§ WRITTEN TASK:
Look through the records and report how many lines include the word "header", with no other words.

§ DATASET CONTENT:
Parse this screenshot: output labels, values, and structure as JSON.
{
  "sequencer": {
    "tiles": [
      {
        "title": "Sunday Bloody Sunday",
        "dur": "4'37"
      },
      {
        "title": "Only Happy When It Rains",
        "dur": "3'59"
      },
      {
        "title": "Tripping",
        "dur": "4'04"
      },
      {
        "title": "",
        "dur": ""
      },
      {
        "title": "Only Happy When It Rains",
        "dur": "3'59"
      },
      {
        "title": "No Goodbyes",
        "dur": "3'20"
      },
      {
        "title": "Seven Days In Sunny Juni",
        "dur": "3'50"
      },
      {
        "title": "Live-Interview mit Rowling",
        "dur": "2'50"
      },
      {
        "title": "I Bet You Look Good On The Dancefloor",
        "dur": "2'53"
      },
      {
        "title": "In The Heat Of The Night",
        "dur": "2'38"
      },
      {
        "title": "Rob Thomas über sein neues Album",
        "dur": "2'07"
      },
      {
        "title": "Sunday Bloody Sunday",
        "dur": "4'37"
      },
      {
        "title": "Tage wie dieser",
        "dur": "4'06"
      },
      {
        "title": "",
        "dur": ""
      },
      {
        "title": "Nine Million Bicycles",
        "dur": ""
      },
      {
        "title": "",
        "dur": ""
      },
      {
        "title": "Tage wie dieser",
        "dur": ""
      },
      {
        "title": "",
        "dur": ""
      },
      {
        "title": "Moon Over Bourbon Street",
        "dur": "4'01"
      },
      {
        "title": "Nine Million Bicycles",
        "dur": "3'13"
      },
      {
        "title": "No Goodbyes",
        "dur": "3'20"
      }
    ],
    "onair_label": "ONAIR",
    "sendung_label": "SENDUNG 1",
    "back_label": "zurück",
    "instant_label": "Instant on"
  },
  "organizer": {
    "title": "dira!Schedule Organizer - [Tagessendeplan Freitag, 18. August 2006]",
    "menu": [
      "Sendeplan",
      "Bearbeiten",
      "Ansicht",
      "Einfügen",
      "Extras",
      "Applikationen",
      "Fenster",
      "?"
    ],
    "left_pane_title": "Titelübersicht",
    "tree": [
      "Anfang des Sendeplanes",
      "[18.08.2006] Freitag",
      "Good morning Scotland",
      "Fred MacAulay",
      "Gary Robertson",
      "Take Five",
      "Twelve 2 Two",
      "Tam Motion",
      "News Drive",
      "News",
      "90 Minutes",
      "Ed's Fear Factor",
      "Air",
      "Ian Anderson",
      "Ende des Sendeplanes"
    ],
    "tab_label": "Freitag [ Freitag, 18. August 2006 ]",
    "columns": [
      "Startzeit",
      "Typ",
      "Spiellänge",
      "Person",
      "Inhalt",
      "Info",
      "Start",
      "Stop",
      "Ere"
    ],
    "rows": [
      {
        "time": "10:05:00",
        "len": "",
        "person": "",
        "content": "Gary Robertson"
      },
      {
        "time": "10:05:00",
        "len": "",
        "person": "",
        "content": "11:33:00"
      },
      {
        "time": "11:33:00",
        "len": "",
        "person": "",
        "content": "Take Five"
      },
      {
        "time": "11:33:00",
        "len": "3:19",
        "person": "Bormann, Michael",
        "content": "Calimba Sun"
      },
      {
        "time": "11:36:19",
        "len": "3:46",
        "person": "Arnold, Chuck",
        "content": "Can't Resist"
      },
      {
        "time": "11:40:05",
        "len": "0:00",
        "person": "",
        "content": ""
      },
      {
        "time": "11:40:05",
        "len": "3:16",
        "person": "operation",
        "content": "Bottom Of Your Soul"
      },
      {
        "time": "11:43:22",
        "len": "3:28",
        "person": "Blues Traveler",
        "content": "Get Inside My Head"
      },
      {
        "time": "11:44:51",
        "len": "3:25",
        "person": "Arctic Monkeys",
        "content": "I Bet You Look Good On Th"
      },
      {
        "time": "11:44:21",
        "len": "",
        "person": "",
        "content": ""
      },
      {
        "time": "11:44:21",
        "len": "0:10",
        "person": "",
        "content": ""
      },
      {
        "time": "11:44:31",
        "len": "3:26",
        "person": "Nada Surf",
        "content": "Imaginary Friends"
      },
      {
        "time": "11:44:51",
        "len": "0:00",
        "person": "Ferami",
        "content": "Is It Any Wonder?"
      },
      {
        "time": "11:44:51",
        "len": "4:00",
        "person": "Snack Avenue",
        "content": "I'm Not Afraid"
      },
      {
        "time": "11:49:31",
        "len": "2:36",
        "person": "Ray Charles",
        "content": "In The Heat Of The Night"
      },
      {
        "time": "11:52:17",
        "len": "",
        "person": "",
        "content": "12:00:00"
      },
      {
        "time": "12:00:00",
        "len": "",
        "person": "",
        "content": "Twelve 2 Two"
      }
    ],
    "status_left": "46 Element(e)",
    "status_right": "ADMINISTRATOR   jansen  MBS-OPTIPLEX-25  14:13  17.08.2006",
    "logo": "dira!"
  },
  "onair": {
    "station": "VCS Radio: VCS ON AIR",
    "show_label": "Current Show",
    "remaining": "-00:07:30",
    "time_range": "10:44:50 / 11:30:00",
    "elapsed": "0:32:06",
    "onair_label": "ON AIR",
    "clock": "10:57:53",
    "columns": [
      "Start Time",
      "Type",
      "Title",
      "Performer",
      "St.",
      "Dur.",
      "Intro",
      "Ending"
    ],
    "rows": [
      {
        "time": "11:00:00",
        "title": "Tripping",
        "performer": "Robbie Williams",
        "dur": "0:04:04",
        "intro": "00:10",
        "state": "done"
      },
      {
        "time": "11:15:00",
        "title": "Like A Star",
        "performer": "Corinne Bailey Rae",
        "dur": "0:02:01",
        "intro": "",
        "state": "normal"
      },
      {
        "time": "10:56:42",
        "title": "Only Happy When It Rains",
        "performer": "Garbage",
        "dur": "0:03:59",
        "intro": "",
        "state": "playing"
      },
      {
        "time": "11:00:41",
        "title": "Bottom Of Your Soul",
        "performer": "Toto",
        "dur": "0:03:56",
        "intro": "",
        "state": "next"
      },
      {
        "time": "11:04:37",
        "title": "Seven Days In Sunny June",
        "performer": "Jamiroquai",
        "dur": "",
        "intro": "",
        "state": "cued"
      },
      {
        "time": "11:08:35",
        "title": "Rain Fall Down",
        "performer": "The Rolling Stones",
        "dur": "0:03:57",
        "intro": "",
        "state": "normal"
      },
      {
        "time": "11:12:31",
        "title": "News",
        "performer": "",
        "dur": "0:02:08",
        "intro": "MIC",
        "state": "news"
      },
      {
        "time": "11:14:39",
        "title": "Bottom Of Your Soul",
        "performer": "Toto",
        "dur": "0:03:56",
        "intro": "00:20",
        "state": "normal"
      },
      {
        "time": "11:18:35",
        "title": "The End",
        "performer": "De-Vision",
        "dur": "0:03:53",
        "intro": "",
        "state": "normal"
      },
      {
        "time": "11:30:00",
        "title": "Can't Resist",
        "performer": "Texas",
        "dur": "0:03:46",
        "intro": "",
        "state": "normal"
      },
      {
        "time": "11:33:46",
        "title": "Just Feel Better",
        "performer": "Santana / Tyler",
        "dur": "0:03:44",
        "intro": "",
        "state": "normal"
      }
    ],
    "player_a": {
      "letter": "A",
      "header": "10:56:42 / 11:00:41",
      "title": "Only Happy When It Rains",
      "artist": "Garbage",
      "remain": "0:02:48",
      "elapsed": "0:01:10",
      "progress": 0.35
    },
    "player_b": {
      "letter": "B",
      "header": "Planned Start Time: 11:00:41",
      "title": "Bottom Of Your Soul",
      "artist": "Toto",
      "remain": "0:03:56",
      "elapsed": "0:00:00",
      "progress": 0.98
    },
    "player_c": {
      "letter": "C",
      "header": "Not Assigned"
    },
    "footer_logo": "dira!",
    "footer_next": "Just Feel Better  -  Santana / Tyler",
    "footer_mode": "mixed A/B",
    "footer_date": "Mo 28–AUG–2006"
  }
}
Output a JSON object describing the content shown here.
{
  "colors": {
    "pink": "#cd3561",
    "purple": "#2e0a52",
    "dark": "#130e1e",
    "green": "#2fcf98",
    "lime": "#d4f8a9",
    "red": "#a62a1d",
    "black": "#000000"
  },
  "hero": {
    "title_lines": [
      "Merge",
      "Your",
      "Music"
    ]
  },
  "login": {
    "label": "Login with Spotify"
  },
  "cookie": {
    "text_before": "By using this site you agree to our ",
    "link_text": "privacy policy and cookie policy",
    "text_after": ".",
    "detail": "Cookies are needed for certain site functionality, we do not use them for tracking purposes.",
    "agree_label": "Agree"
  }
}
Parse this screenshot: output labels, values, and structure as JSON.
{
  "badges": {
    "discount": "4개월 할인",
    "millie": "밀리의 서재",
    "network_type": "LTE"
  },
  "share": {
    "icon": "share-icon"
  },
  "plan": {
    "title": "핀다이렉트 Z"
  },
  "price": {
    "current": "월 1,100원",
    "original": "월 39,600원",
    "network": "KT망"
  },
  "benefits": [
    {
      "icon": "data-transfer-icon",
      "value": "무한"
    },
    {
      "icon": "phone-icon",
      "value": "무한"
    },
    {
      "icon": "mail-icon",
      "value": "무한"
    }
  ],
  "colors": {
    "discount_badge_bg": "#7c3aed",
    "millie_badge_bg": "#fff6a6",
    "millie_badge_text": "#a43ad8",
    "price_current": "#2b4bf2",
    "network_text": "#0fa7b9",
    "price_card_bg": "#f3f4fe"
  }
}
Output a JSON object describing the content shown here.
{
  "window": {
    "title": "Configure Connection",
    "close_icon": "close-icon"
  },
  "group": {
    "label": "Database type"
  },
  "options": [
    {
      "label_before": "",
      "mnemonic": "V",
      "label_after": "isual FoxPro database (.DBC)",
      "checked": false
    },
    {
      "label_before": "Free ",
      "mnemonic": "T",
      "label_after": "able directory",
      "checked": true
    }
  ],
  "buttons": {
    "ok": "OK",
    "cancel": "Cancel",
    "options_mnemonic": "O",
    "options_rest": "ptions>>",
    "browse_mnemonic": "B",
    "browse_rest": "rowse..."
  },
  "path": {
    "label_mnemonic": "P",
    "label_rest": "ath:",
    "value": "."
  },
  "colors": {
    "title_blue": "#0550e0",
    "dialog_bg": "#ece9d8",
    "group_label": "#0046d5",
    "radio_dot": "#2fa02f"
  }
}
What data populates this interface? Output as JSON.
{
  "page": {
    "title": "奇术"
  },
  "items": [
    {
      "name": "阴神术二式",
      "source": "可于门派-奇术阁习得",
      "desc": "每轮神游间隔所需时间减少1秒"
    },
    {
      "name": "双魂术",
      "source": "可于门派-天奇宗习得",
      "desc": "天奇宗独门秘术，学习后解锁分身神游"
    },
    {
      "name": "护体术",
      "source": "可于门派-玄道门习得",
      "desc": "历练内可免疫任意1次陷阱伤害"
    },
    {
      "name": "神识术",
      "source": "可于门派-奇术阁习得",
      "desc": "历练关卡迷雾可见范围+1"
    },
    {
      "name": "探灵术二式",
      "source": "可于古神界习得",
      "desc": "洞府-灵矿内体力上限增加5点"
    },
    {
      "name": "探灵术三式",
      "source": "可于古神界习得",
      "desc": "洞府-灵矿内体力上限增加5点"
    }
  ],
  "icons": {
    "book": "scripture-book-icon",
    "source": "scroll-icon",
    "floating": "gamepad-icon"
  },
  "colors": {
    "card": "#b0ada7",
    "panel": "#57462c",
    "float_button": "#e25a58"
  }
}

§ WRITTEN REPLY:
3